Records contained in a dataset:

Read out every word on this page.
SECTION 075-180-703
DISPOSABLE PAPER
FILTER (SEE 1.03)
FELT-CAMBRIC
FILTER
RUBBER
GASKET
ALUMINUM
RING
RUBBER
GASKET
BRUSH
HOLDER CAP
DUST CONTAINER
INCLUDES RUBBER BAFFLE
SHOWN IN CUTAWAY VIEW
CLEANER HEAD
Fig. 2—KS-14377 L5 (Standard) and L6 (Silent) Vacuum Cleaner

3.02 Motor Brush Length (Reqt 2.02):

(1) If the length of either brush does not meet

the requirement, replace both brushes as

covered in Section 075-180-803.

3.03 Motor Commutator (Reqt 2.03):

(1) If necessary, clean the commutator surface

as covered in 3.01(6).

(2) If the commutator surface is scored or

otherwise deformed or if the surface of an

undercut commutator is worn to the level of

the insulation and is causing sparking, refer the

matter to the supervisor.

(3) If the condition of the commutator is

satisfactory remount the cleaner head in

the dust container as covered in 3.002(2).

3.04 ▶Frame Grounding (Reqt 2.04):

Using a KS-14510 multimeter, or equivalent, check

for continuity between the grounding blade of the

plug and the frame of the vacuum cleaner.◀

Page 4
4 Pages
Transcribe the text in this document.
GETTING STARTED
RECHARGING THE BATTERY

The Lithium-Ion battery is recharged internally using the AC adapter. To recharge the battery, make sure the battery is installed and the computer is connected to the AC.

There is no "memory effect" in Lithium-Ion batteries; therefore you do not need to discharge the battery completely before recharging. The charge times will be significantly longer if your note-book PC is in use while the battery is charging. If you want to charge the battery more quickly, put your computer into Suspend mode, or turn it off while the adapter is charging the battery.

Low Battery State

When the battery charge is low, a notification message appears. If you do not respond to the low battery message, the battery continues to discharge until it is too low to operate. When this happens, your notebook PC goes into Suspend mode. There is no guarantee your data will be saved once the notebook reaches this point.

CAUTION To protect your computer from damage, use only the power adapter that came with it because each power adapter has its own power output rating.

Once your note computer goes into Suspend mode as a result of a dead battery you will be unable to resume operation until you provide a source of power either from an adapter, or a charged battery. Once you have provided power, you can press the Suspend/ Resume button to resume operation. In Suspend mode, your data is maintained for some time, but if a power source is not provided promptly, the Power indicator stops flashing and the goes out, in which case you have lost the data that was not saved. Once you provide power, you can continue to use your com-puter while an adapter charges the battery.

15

■ Short task
Copy out all of the data exactly, leaving nothing out.

■ Written answer
Read out every word on this page.
SECTION 075-180-703
DISPOSABLE PAPER
FILTER (SEE 1.03)
FELT-CAMBRIC
FILTER
RUBBER
GASKET
ALUMINUM
RING
RUBBER
GASKET
BRUSH
HOLDER CAP
DUST CONTAINER
INCLUDES RUBBER BAFFLE
SHOWN IN CUTAWAY VIEW
CLEANER HEAD
Fig. 2—KS-14377 L5 (Standard) and L6 (Silent) Vacuum Cleaner

3.02 Motor Brush Length (Reqt 2.02):

(1) If the length of either brush does not meet

the requirement, replace both brushes as

covered in Section 075-180-803.

3.03 Motor Commutator (Reqt 2.03):

(1) If necessary, clean the commutator surface

as covered in 3.01(6).

(2) If the commutator surface is scored or

otherwise deformed or if the surface of an

undercut commutator is worn to the level of

the insulation and is causing sparking, refer the

matter to the supervisor.

(3) If the condition of the commutator is

satisfactory remount the cleaner head in

the dust container as covered in 3.002(2).

3.04 ▶Frame Grounding (Reqt 2.04):

Using a KS-14510 multimeter, or equivalent, check

for continuity between the grounding blade of the

plug and the frame of the vacuum cleaner.◀

Page 4
4 Pages
Transcribe the text in this document.
GETTING STARTED
RECHARGING THE BATTERY

The Lithium-Ion battery is recharged internally using the AC adapter. To recharge the battery, make sure the battery is installed and the computer is connected to the AC.

There is no "memory effect" in Lithium-Ion batteries; therefore you do not need to discharge the battery completely before recharging. The charge times will be significantly longer if your note-book PC is in use while the battery is charging. If you want to charge the battery more quickly, put your computer into Suspend mode, or turn it off while the adapter is charging the battery.

Low Battery State

When the battery charge is low, a notification message appears. If you do not respond to the low battery message, the battery continues to discharge until it is too low to operate. When this happens, your notebook PC goes into Suspend mode. There is no guarantee your data will be saved once the notebook reaches this point.

CAUTION To protect your computer from damage, use only the power adapter that came with it because each power adapter has its own power output rating.

Once your note computer goes into Suspend mode as a result of a dead battery you will be unable to resume operation until you provide a source of power either from an adapter, or a charged battery. Once you have provided power, you can press the Suspend/ Resume button to resume operation. In Suspend mode, your data is maintained for some time, but if a power source is not provided promptly, the Power indicator stops flashing and the goes out, in which case you have lost the data that was not saved. Once you provide power, you can continue to use your com-puter while an adapter charges the battery.

15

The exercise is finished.